→ **THE PROBLEM**: In the records that follow, locate every line with "五面红旗" and extract it.

→ **STORED DATA**:
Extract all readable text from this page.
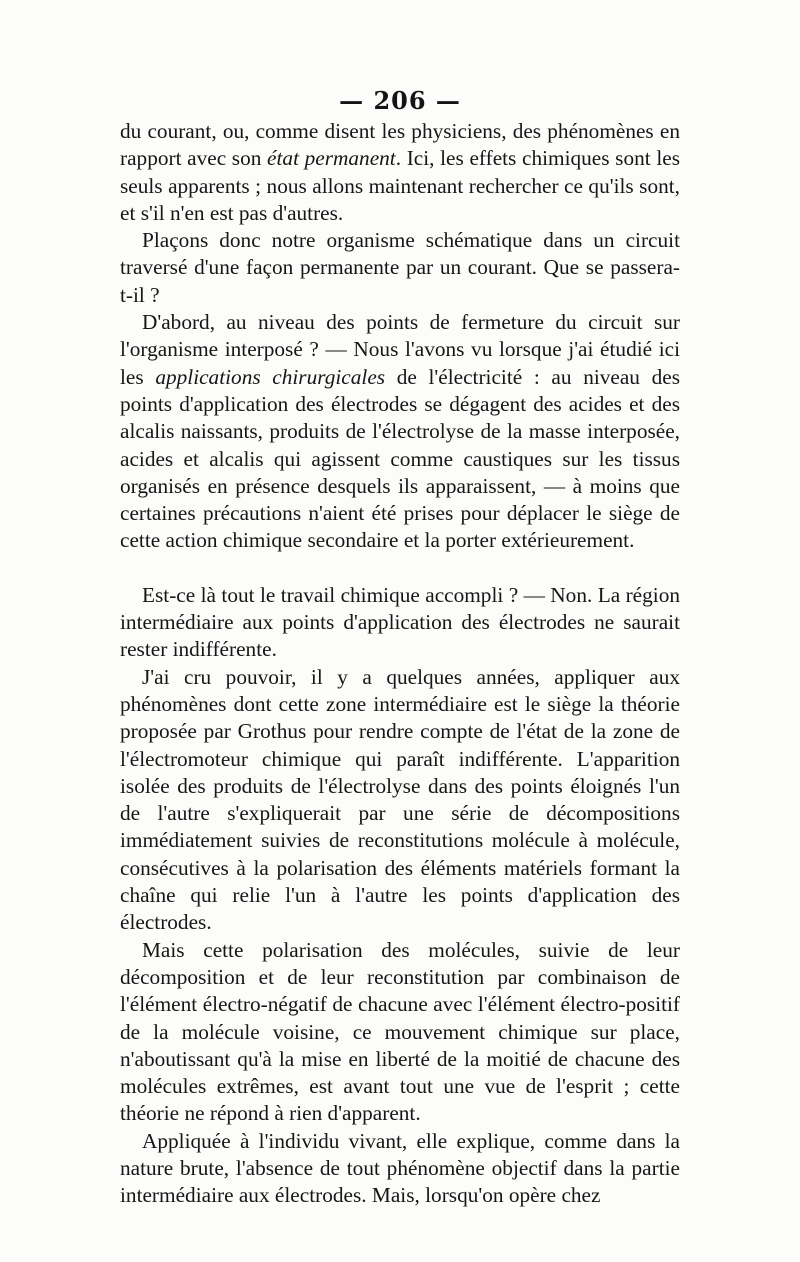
— 206 —

du courant, ou, comme disent les physiciens, des phénomènes en rapport avec son état permanent. Ici, les effets chimiques sont les seuls apparents ; nous allons maintenant rechercher ce qu'ils sont, et s'il n'en est pas d'autres.

Plaçons donc notre organisme schématique dans un circuit traversé d'une façon permanente par un courant. Que se passera-t-il ?

D'abord, au niveau des points de fermeture du circuit sur l'organisme interposé ? — Nous l'avons vu lorsque j'ai étudié ici les applications chirurgicales de l'électricité : au niveau des points d'application des électrodes se dégagent des acides et des alcalis naissants, produits de l'électrolyse de la masse interposée, acides et alcalis qui agissent comme caustiques sur les tissus organisés en présence desquels ils apparaissent, — à moins que certaines précautions n'aient été prises pour déplacer le siège de cette action chimique secondaire et la porter extérieurement.

Est-ce là tout le travail chimique accompli ? — Non. La région intermédiaire aux points d'application des électrodes ne saurait rester indifférente.

J'ai cru pouvoir, il y a quelques années, appliquer aux phénomènes dont cette zone intermédiaire est le siège la théorie proposée par Grothus pour rendre compte de l'état de la zone de l'électromoteur chimique qui paraît indifférente. L'apparition isolée des produits de l'électrolyse dans des points éloignés l'un de l'autre s'expliquerait par une série de décompositions immédiatement suivies de reconstitutions molécule à molécule, consécutives à la polarisation des éléments matériels formant la chaîne qui relie l'un à l'autre les points d'application des électrodes.

Mais cette polarisation des molécules, suivie de leur décomposition et de leur reconstitution par combinaison de l'élément électro-négatif de chacune avec l'élément électro-positif de la molécule voisine, ce mouvement chimique sur place, n'aboutissant qu'à la mise en liberté de la moitié de chacune des molécules extrêmes, est avant tout une vue de l'esprit ; cette théorie ne répond à rien d'apparent.

Appliquée à l'individu vivant, elle explique, comme dans la nature brute, l'absence de tout phénomène objectif dans la partie intermédiaire aux électrodes. Mais, lorsqu'on opère chez
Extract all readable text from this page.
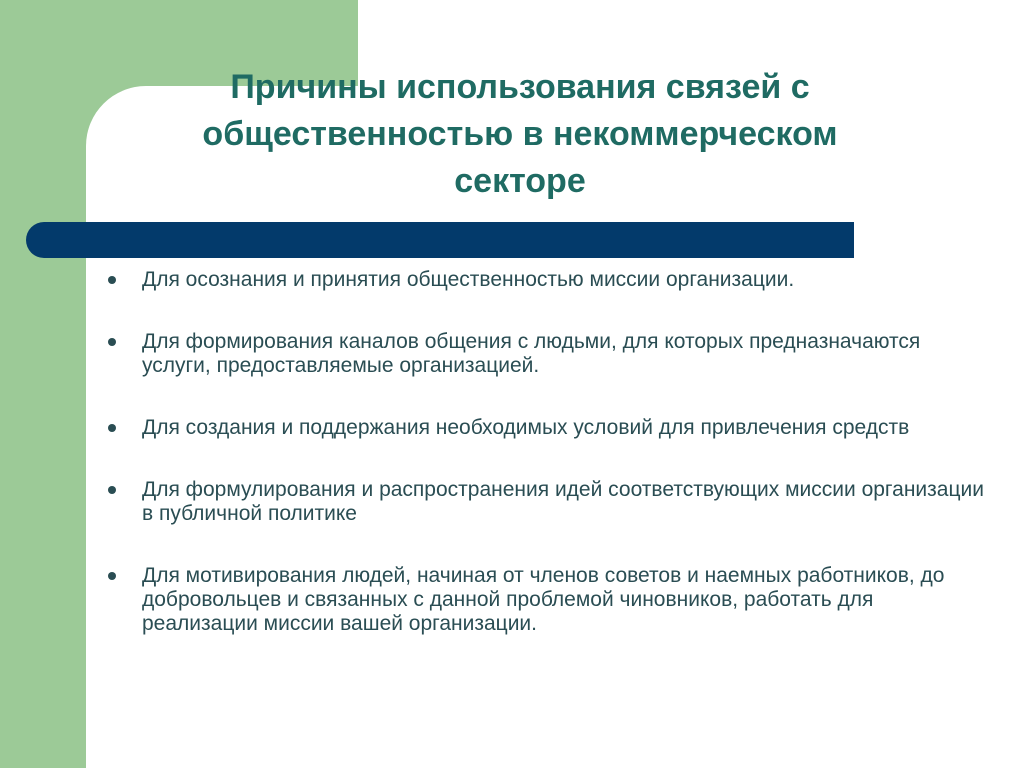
Причины использования связей с
общественностью в некоммерческом
секторе
Для осознания и принятия общественностью миссии организации.
Для формирования каналов общения с людьми, для которых предназначаются услуги, предоставляемые организацией.
Для создания и поддержания необходимых условий для привлечения средств
Для формулирования и распространения идей соответствующих миссии организации в публичной политике
Для мотивирования людей, начиная от членов советов и наемных работников, до добровольцев и связанных с данной проблемой чиновников, работать для реализации миссии вашей организации.
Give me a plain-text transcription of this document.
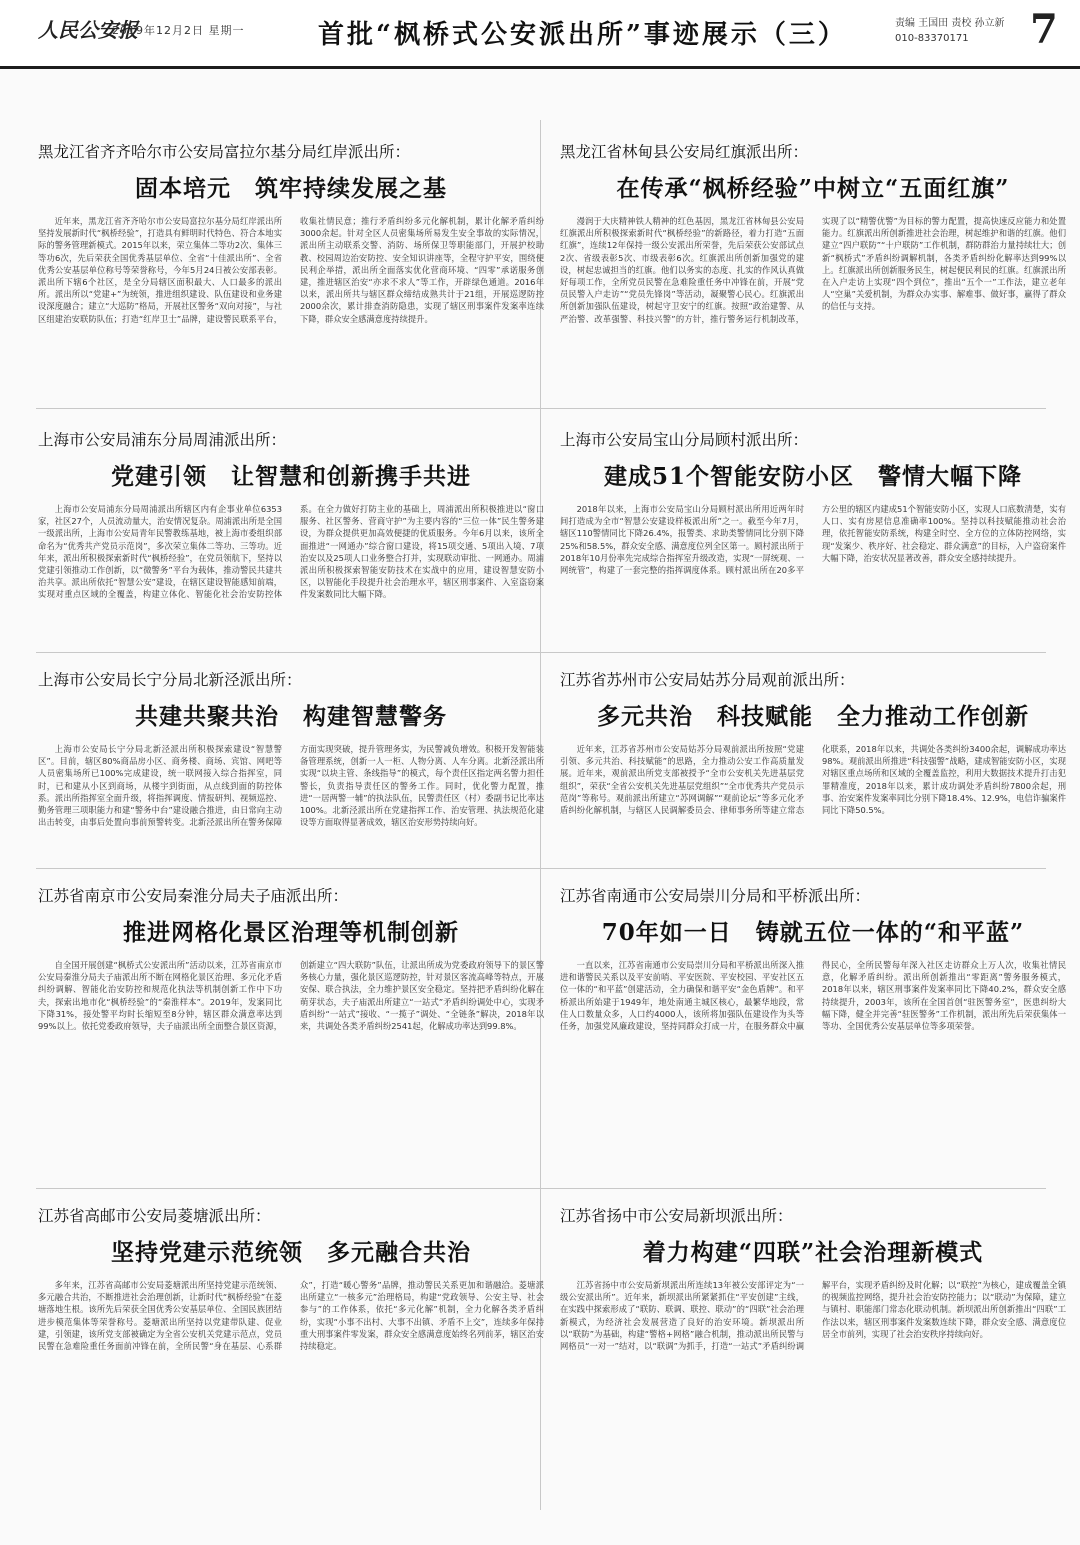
人民公安报
2019年12月2日 星期一	首批“枫桥式公安派出所”事迹展示（三）	责编 王国田 责校 孙立新
010-83370171	7
黑龙江省齐齐哈尔市公安局富拉尔基分局红岸派出所：
固本培元　筑牢持续发展之基
近年来，黑龙江省齐齐哈尔市公安局富拉尔基分局红岸派出所坚持发展新时代“枫桥经验”，打造具有鲜明时代特色、符合本地实际的警务管理新模式。2015年以来，荣立集体二等功2次、集体三等功6次，先后荣获全国优秀基层单位、全省“十佳派出所”、全省优秀公安基层单位称号等荣誉称号，今年5月24日被公安部表彰。派出所下辖6个社区，是全分局辖区面积最大、人口最多的派出所。派出所以“党建+”为统领，推进组织建设、队伍建设和业务建设深度融合；建立“大巡防”格局，开展社区警务“双向对接”，与社区组建治安联防队伍；打造“红岸卫士”品牌，建设警民联系平台，收集社情民意；推行矛盾纠纷多元化解机制，累计化解矛盾纠纷3000余起。针对全区人员密集场所易发生安全事故的实际情况，派出所主动联系交警、消防、场所保卫等职能部门，开展护校助教、校园周边治安防控、安全知识讲座等，全程守护平安，围绕便民利企举措，派出所全面落实优化营商环境、“四零”承诺服务创建，推进辖区治安“亦求不求人”等工作，开辟绿色通道。2016年以来，派出所共与辖区群众缔结成熟共计于21组，开展巡逻防控2000余次，累计排查消防隐患，实现了辖区刑事案件发案率连续下降，群众安全感满意度持续提升。
黑龙江省林甸县公安局红旗派出所：
在传承“枫桥经验”中树立“五面红旗”
漫润于大庆精神铁人精神的红色基因，黑龙江省林甸县公安局红旗派出所积极探索新时代“枫桥经验”的新路径，着力打造“五面红旗”，连续12年保持一级公安派出所荣誉，先后荣获公安部试点2次、省级表彰5次、市级表彰6次。红旗派出所创新加强党的建设，树起忠诚担当的红旗。他们以务实的态度、扎实的作风认真做好每项工作，全所党员民警在急难险重任务中冲锋在前，开展“党员民警入户走访”“党员先锋岗”等活动，凝聚警心民心。红旗派出所创新加强队伍建设，树起守卫安宁的红旗。按照“政治建警、从严治警、改革强警、科技兴警”的方针，推行警务运行机制改革，实现了以“精警优警”为目标的警力配置，提高快速反应能力和处置能力。红旗派出所创新推进社会治理，树起维护和谐的红旗。他们建立“四户联防”“十户联防”工作机制，群防群治力量持续壮大；创新“枫桥式”矛盾纠纷调解机制，各类矛盾纠纷化解率达到99%以上。红旗派出所创新服务民生，树起便民利民的红旗。红旗派出所在入户走访上实现“四个到位”，推出“五个一”工作法，建立老年人“空巢”关爱机制，为群众办实事、解难事、做好事，赢得了群众的信任与支持。
上海市公安局浦东分局周浦派出所：
党建引领　让智慧和创新携手共进
上海市公安局浦东分局周浦派出所辖区内有企事业单位6353家，社区27个，人员流动量大，治安情况复杂。周浦派出所是全国一级派出所，上海市公安局青年民警教练基地，被上海市委组织部命名为“优秀共产党员示范岗”，多次荣立集体二等功、三等功。近年来，派出所积极探索新时代“枫桥经验”，在党员领航下，坚持以党建引领推动工作创新，以“微警务”平台为载体，推动警民共建共治共享。派出所依托“智慧公安”建设，在辖区建设智能感知前端，实现对重点区域的全覆盖，构建立体化、智能化社会治安防控体系。在全力做好打防主业的基础上，周浦派出所积极推进以“窗口服务、社区警务、营商守护”为主要内容的“三位一体”民生警务建设，为群众提供更加高效便捷的优质服务。今年6月以来，该所全面推进“一网通办”综合窗口建设，将15项交通、5项出入境、7项治安以及25项人口业务整合打并，实现联动审批、一网通办。周浦派出所积极探索智能安防技术在实战中的应用，建设智慧安防小区，以智能化手段提升社会治理水平，辖区刑事案件、入室盗窃案件发案数同比大幅下降。
上海市公安局宝山分局顾村派出所：
建成51个智能安防小区　警情大幅下降
2018年以来，上海市公安局宝山分局顾村派出所用近两年时间打造成为全市“智慧公安建设样板派出所”之一。截至今年7月，辖区110警情同比下降26.4%，报警类、求助类警情同比分别下降25%和58.5%，群众安全感、满意度位列全区第一。顾村派出所于2018年10月份率先完成综合指挥室升级改造，实现“一屏统观、一网统管”，构建了一套完整的指挥调度体系。顾村派出所在20多平方公里的辖区内建成51个智能安防小区，实现人口底数清楚，实有人口、实有房屋信息准确率100%。坚持以科技赋能推动社会治理，依托智能安防系统，构建全时空、全方位的立体防控网络，实现“发案少、秩序好、社会稳定、群众满意”的目标，入户盗窃案件大幅下降，治安状况显著改善，群众安全感持续提升。
上海市公安局长宁分局北新泾派出所：
共建共聚共治　构建智慧警务
上海市公安局长宁分局北新泾派出所积极探索建设“智慧警区”。目前，辖区80%商品房小区、商务楼、商场、宾馆、网吧等人员密集场所已100%完成建设，统一联网接入综合指挥室，同时，已和建从小区到商场，从楼宇到街面，从点线到面的防控体系。派出所指挥室全面升级，将指挥调度、情报研判、视频巡控、勤务管理三项职能力和建“警务中台”建设融合推进，由日常向主动出击转变，由事后处置向事前预警转变。北新泾派出所在警务保障方面实现突破，提升管理务实，为民警减负增效。积极开发智能装备管理系统，创新一人一柜、人物分离、人车分离。北新泾派出所实现“以块主管、条线指导”的模式，每个责任区指定两名警力担任警长，负责指导责任区的警务工作。同时，优化警力配置，推进“一居两警一辅”的执法队伍，民警责任区（村）委副书记比率达100%。北新泾派出所在党建指挥工作、治安管理、执法规范化建设等方面取得显著成效，辖区治安形势持续向好。
江苏省苏州市公安局姑苏分局观前派出所：
多元共治　科技赋能　全力推动工作创新
近年来，江苏省苏州市公安局姑苏分局观前派出所按照“党建引领、多元共治、科技赋能”的思路，全力推动公安工作高质量发展。近年来，观前派出所党支部被授予“全市公安机关先进基层党组织”，荣获“全省公安机关先进基层党组织”“全市优秀共产党员示范岗”等称号。观前派出所建立“苏网调解”“观前论坛”等多元化矛盾纠纷化解机制，与辖区人民调解委员会、律师事务所等建立常态化联系，2018年以来，共调处各类纠纷3400余起，调解成功率达98%。观前派出所推进“科技强警”战略，建成智能安防小区，实现对辖区重点场所和区域的全覆盖监控，利用大数据技术提升打击犯罪精准度，2018年以来，累计成功调处矛盾纠纷7800余起，刑事、治安案件发案率同比分别下降18.4%、12.9%，电信诈骗案件同比下降50.5%。
江苏省南京市公安局秦淮分局夫子庙派出所：
推进网格化景区治理等机制创新
自全国开展创建“枫桥式公安派出所”活动以来，江苏省南京市公安局秦淮分局夫子庙派出所不断在网格化景区治理、多元化矛盾纠纷调解、智能化治安防控和规范化执法等机制创新工作中下功夫，探索出地市化“枫桥经验”的“秦淮样本”。2019年，发案同比下降31%，接处警平均时长缩短至8分钟，辖区群众满意率达到99%以上。依托党委政府领导，夫子庙派出所全面整合景区资源，创新建立“四大联防”队伍，让派出所成为党委政府领导下的景区警务核心力量，强化景区巡逻防控，针对景区客流高峰等特点，开展安保、联合执法，全力维护景区安全稳定。坚持把矛盾纠纷化解在萌芽状态，夫子庙派出所建立“一站式”矛盾纠纷调处中心，实现矛盾纠纷“一站式”接收、“一揽子”调处、“全链条”解决，2018年以来，共调处各类矛盾纠纷2541起，化解成功率达到99.8%。
江苏省南通市公安局崇川分局和平桥派出所：
70年如一日　铸就五位一体的“和平蓝”
一直以来，江苏省南通市公安局崇川分局和平桥派出所深入推进和谐警民关系以及平安前哨、平安医院、平安校园、平安社区五位一体的“和平蓝”创建活动，全力确保和谐平安“金色盾牌”。和平桥派出所始建于1949年，地处南通主城区核心，最繁华地段，常住人口数量众多，人口约4000人，该所将加强队伍建设作为头等任务，加强党风廉政建设，坚持同群众打成一片，在服务群众中赢得民心，全所民警每年深入社区走访群众上万人次，收集社情民意，化解矛盾纠纷。派出所创新推出“零距离”警务服务模式，2018年以来，辖区刑事案件发案率同比下降40.2%，群众安全感持续提升，2003年，该所在全国首创“驻医警务室”，医患纠纷大幅下降，健全并完善“驻医警务”工作机制，派出所先后荣获集体一等功、全国优秀公安基层单位等多项荣誉。
江苏省高邮市公安局菱塘派出所：
坚持党建示范统领　多元融合共治
多年来，江苏省高邮市公安局菱塘派出所坚持党建示范统领、多元融合共治，不断推进社会治理创新，让新时代“枫桥经验”在菱塘落地生根。该所先后荣获全国优秀公安基层单位、全国民族团结进步模范集体等荣誉称号。菱塘派出所坚持以党建带队建、促业建，引领建，该所党支部被确定为全省公安机关党建示范点，党员民警在急难险重任务面前冲锋在前，全所民警“身在基层、心系群众”，打造“暖心警务”品牌，推动警民关系更加和谐融洽。菱塘派出所建立“一核多元”治理格局，构建“党政领导、公安主导、社会参与”的工作体系，依托“多元化解”机制，全力化解各类矛盾纠纷，实现“小事不出村、大事不出镇、矛盾不上交”，连续多年保持重大刑事案件零发案，群众安全感满意度始终名列前茅，辖区治安持续稳定。
江苏省扬中市公安局新坝派出所：
着力构建“四联”社会治理新模式
江苏省扬中市公安局新坝派出所连续13年被公安部评定为“一级公安派出所”。近年来，新坝派出所紧紧抓住“平安创建”主线，在实践中探索形成了“联防、联调、联控、联动”的“四联”社会治理新模式，为经济社会发展营造了良好的治安环境。新坝派出所以“联防”为基础，构建“警格+网格”融合机制，推动派出所民警与网格员“一对一”结对，以“联调”为抓手，打造“一站式”矛盾纠纷调解平台，实现矛盾纠纷及时化解；以“联控”为核心，建成覆盖全镇的视频监控网络，提升社会治安防控能力；以“联动”为保障，建立与镇村、职能部门常态化联动机制。新坝派出所创新推出“四联”工作法以来，辖区刑事案件发案数连续下降，群众安全感、满意度位居全市前列，实现了社会治安秩序持续向好。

→ **RESPONSE**:
在传承“枫桥经验”中树立“五面红旗”
漫润于大庆精神铁人精神的红色基因，黑龙江省林甸县公安局红旗派出所积极探索新时代“枫桥经验”的新路径，着力打造“五面红旗”，连续12年保持一级公安派出所荣誉，先后荣获公安部试点2次、省级表彰5次、市级表彰6次。红旗派出所创新加强党的建设，树起忠诚担当的红旗。他们以务实的态度、扎实的作风认真做好每项工作，全所党员民警在急难险重任务中冲锋在前，开展“党员民警入户走访”“党员先锋岗”等活动，凝聚警心民心。红旗派出所创新加强队伍建设，树起守卫安宁的红旗。按照“政治建警、从严治警、改革强警、科技兴警”的方针，推行警务运行机制改革，实现了以“精警优警”为目标的警力配置，提高快速反应能力和处置能力。红旗派出所创新推进社会治理，树起维护和谐的红旗。他们建立“四户联防”“十户联防”工作机制，群防群治力量持续壮大；创新“枫桥式”矛盾纠纷调解机制，各类矛盾纠纷化解率达到99%以上。红旗派出所创新服务民生，树起便民利民的红旗。红旗派出所在入户走访上实现“四个到位”，推出“五个一”工作法，建立老年人“空巢”关爱机制，为群众办实事、解难事、做好事，赢得了群众的信任与支持。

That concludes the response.